[Task description]
Copy out all lines in the data below containing the string "задолженность".

[Extracted data]

---

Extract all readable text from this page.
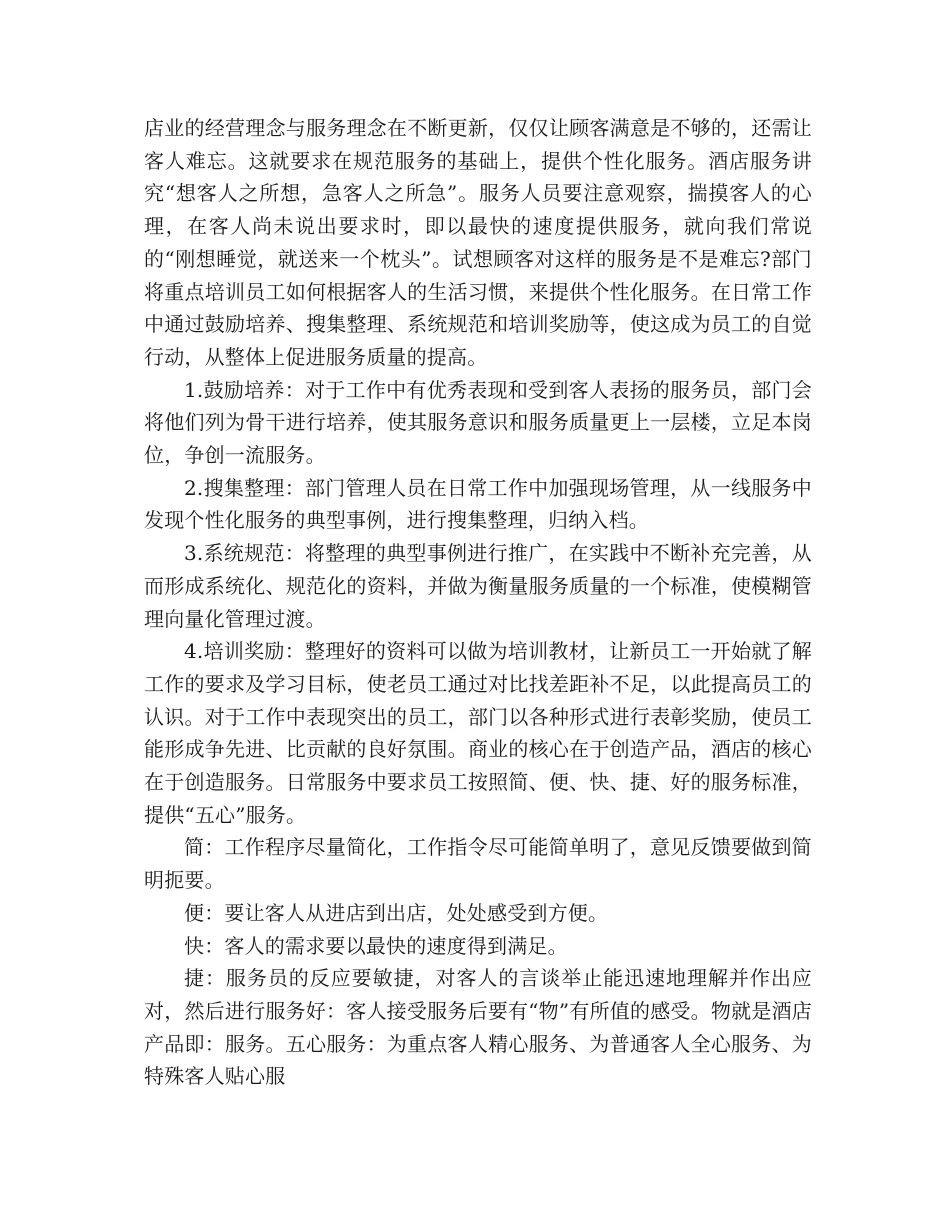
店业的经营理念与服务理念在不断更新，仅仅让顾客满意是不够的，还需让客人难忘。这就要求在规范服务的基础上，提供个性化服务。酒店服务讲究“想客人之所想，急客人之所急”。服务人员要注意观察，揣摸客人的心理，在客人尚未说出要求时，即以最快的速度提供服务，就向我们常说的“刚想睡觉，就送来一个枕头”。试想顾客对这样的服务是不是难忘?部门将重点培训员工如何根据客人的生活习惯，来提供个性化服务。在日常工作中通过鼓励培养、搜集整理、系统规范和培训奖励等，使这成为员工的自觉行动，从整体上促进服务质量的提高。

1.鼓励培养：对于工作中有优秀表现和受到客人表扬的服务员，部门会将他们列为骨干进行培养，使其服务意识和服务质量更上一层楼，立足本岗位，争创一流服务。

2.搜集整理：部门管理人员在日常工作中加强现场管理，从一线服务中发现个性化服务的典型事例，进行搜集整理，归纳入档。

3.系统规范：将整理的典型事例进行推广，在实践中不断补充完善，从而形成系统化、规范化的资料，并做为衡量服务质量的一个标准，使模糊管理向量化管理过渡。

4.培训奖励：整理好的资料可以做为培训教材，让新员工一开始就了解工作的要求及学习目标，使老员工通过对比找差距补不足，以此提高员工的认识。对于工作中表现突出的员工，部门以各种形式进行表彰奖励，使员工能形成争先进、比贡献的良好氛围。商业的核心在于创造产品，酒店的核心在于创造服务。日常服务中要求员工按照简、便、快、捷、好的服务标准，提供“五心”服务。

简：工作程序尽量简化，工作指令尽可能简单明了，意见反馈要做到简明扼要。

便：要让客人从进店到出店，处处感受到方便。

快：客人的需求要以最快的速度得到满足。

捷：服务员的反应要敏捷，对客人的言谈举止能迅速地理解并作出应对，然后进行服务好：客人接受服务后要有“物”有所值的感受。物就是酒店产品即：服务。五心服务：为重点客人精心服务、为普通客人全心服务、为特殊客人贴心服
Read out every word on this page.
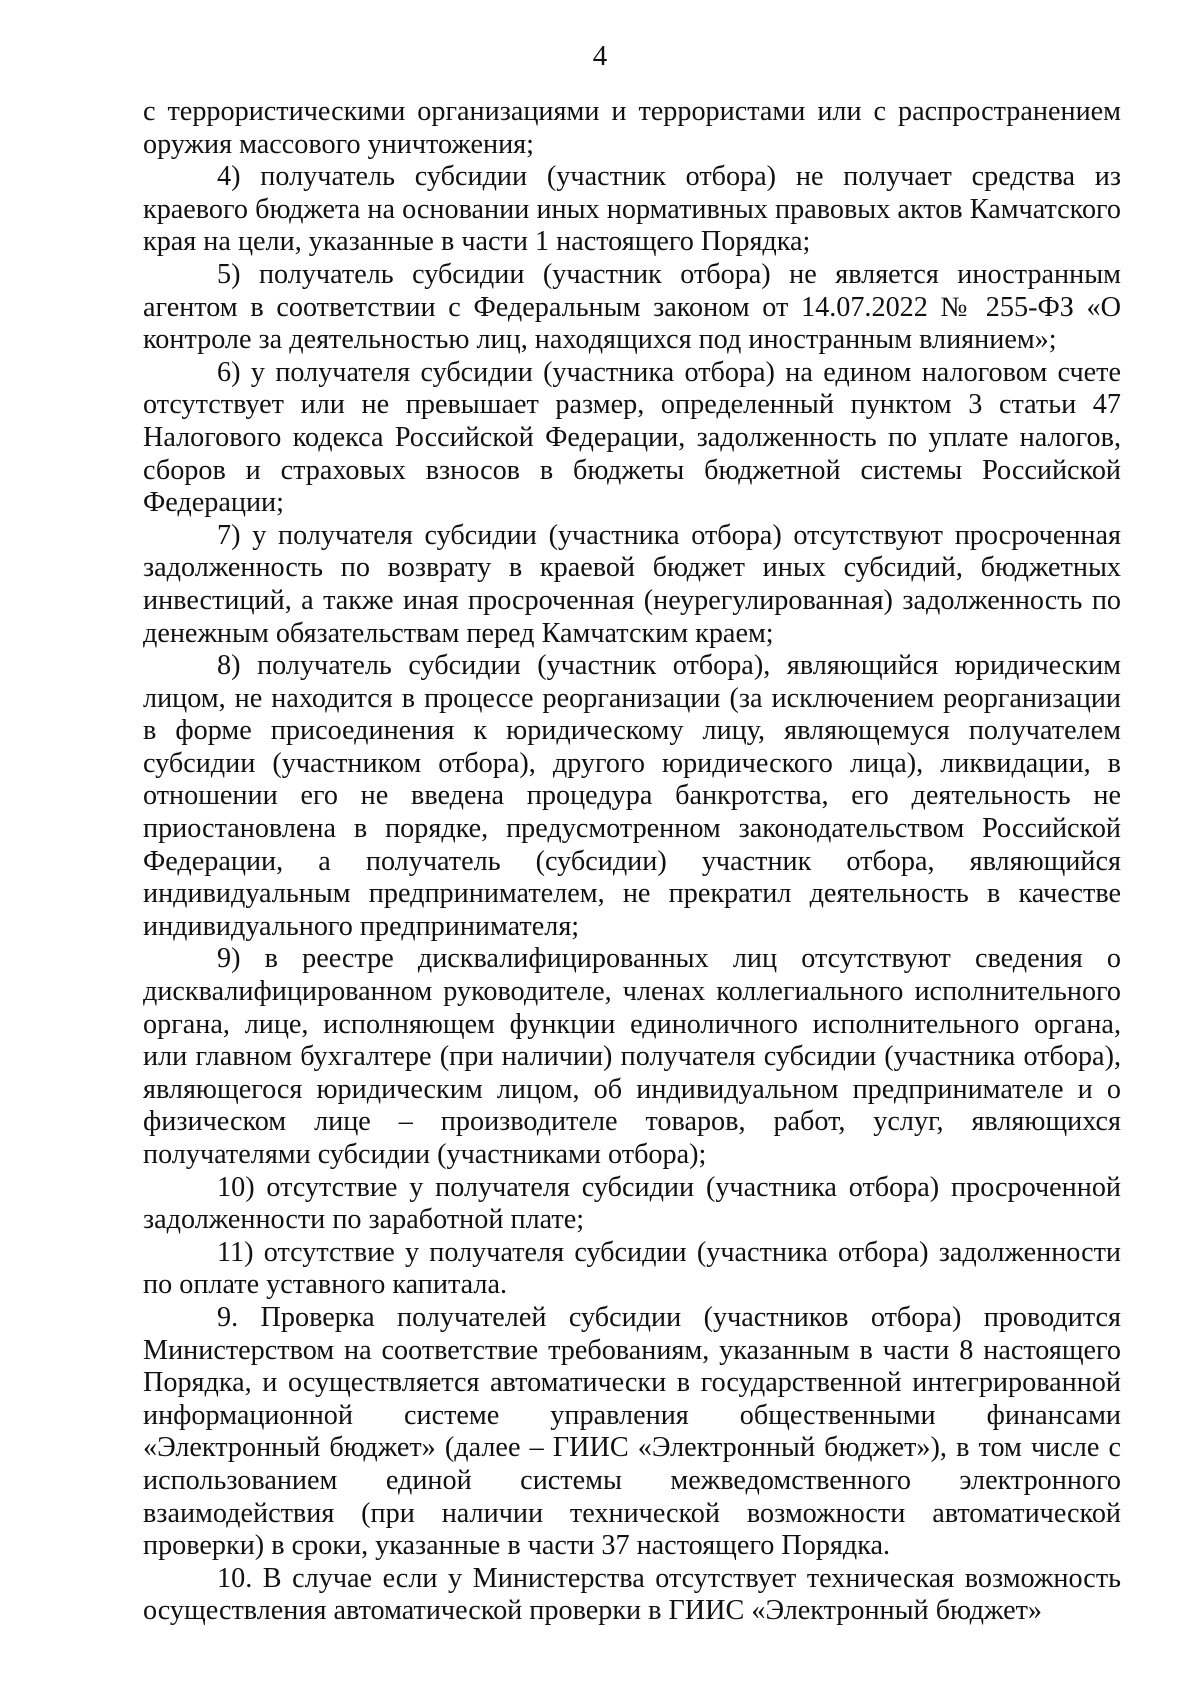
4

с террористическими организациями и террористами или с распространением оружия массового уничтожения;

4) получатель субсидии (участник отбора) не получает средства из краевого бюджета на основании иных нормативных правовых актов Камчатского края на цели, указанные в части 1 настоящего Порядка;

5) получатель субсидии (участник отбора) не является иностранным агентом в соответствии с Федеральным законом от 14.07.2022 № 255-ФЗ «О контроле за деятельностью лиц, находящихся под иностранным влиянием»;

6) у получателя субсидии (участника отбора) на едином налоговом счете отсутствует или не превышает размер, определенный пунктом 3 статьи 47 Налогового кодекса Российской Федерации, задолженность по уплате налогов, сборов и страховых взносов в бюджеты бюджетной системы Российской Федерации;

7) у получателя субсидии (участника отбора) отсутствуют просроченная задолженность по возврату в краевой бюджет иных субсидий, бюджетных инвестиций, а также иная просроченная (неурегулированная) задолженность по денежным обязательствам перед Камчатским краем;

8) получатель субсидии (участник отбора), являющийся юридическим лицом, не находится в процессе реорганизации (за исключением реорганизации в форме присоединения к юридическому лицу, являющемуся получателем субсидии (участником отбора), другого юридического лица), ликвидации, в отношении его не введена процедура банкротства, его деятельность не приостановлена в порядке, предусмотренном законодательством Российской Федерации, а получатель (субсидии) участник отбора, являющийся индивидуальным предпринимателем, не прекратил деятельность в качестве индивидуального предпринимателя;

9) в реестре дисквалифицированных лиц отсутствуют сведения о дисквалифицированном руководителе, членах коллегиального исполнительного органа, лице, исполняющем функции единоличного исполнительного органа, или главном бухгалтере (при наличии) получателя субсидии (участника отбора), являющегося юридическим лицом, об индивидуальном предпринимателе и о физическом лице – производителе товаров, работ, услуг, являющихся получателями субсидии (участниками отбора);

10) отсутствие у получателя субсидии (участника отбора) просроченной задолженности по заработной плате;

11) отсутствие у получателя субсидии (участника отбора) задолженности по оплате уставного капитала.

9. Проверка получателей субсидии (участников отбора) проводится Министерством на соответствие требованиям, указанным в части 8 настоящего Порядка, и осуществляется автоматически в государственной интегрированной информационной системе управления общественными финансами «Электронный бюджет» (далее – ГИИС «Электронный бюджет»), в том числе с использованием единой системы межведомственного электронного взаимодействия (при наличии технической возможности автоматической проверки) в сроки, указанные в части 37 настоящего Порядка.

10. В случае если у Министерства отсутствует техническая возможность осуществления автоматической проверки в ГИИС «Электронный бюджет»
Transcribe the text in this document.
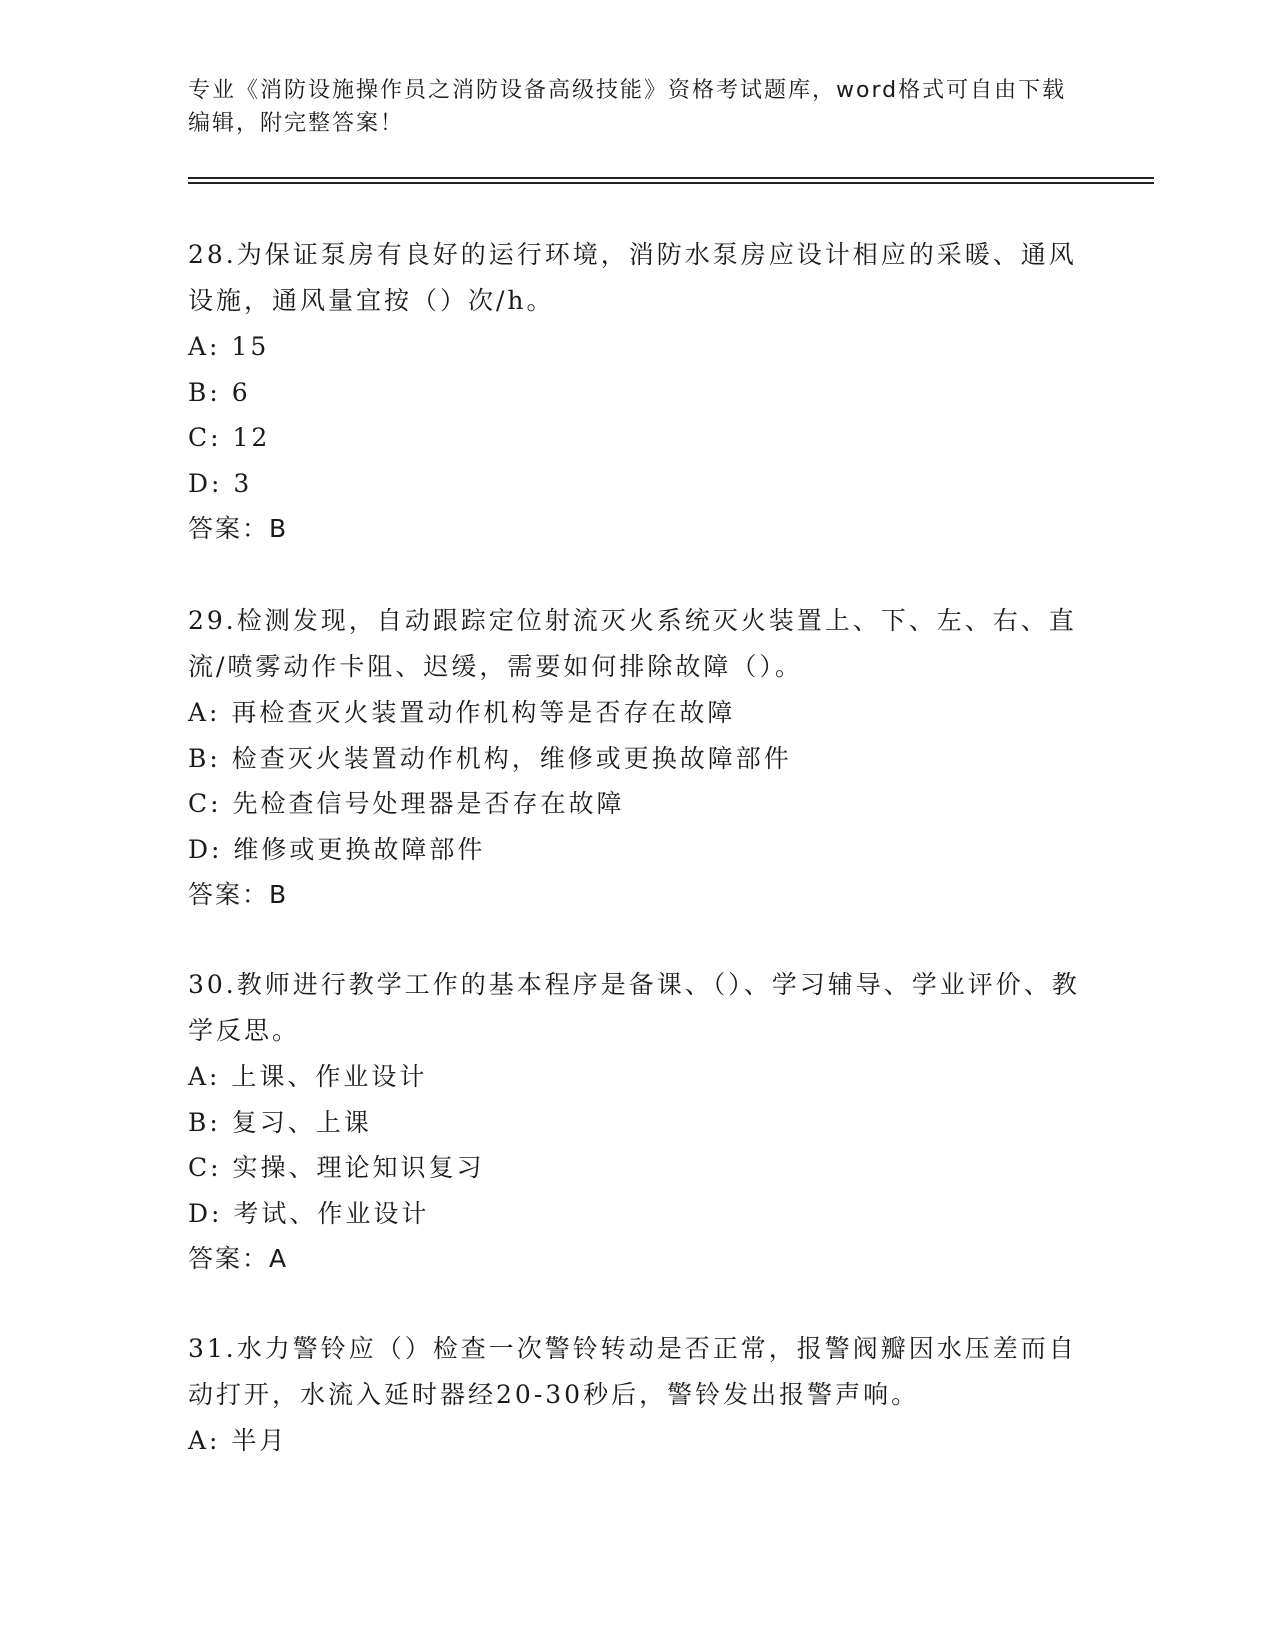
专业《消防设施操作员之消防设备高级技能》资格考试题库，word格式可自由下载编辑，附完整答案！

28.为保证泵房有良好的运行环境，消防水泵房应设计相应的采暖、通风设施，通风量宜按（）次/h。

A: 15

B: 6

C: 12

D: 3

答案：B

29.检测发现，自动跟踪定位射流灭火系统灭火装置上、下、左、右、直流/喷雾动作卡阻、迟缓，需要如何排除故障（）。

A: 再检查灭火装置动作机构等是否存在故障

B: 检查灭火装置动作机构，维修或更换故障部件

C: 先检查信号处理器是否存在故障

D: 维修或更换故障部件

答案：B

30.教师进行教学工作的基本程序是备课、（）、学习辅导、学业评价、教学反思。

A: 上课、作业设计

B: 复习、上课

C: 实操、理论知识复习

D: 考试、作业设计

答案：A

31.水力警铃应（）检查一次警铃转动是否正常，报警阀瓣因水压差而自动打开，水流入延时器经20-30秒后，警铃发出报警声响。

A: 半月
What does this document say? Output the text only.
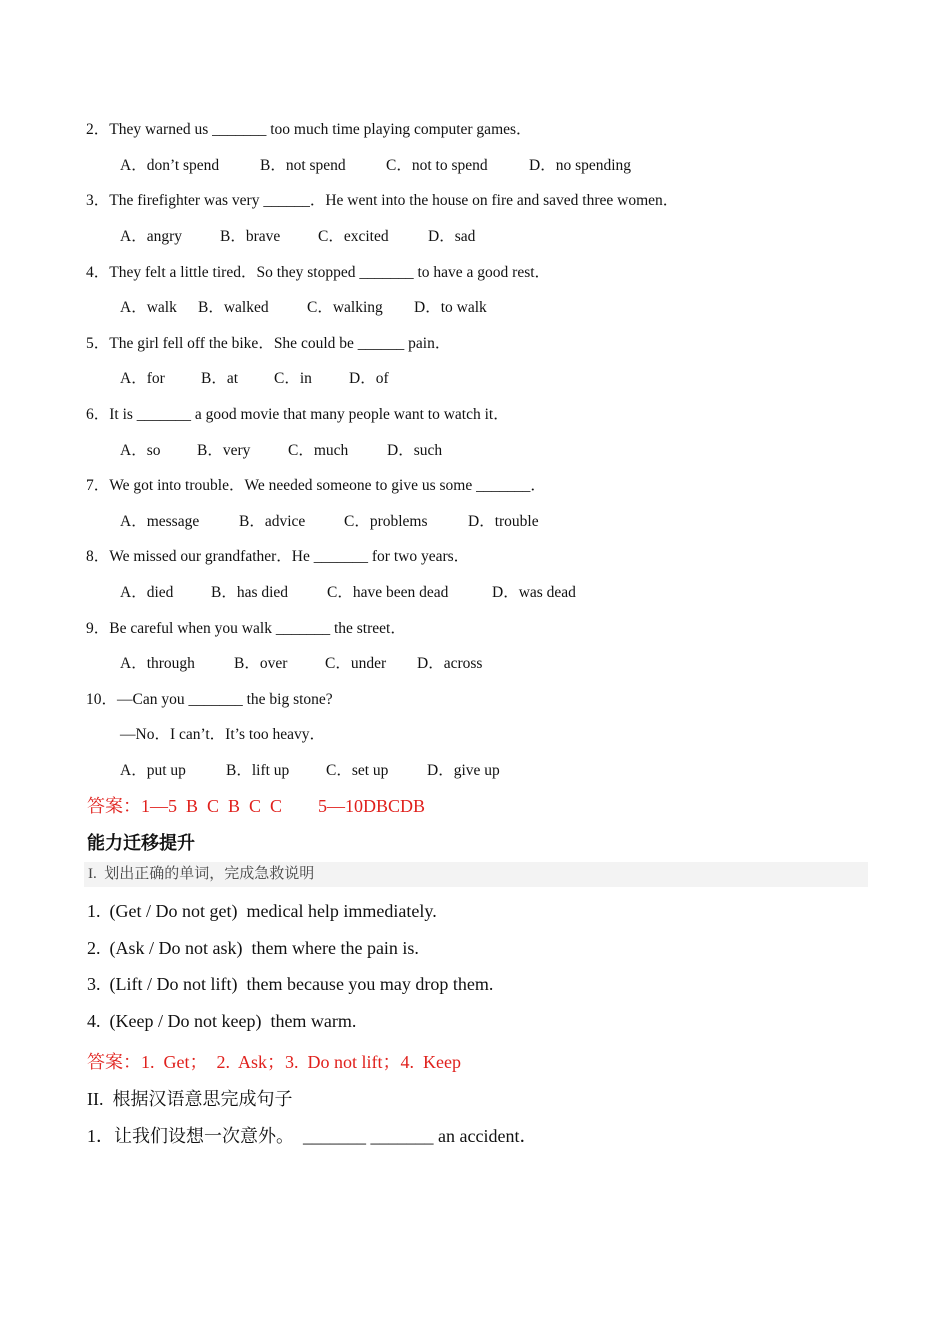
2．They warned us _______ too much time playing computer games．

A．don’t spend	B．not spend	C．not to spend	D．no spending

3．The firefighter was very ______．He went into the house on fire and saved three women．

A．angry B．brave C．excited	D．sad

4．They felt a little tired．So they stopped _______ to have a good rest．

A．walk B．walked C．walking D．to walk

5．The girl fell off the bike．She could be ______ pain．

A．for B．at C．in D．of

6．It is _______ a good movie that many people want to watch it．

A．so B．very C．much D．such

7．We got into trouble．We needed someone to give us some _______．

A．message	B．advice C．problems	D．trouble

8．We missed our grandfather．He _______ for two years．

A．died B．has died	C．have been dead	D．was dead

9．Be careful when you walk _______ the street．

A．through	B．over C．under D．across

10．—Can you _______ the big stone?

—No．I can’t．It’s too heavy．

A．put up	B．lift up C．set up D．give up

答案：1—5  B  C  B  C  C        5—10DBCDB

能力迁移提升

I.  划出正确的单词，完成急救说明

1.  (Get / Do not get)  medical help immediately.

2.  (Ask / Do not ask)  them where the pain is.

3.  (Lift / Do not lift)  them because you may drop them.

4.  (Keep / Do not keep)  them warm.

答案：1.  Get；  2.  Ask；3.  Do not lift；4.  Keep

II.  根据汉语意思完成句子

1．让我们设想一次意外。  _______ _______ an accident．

---

[Response below]
6) у получателя субсидии (участника отбора) на едином налоговом счете отсутствует или не превышает размер, определенный пунктом 3 статьи 47 Налогового кодекса Российской Федерации, задолженность по уплате налогов, сборов и страховых взносов в бюджеты бюджетной системы Российской Федерации;
7) у получателя субсидии (участника отбора) отсутствуют просроченная задолженность по возврату в краевой бюджет иных субсидий, бюджетных инвестиций, а также иная просроченная (неурегулированная) задолженность по денежным обязательствам перед Камчатским краем;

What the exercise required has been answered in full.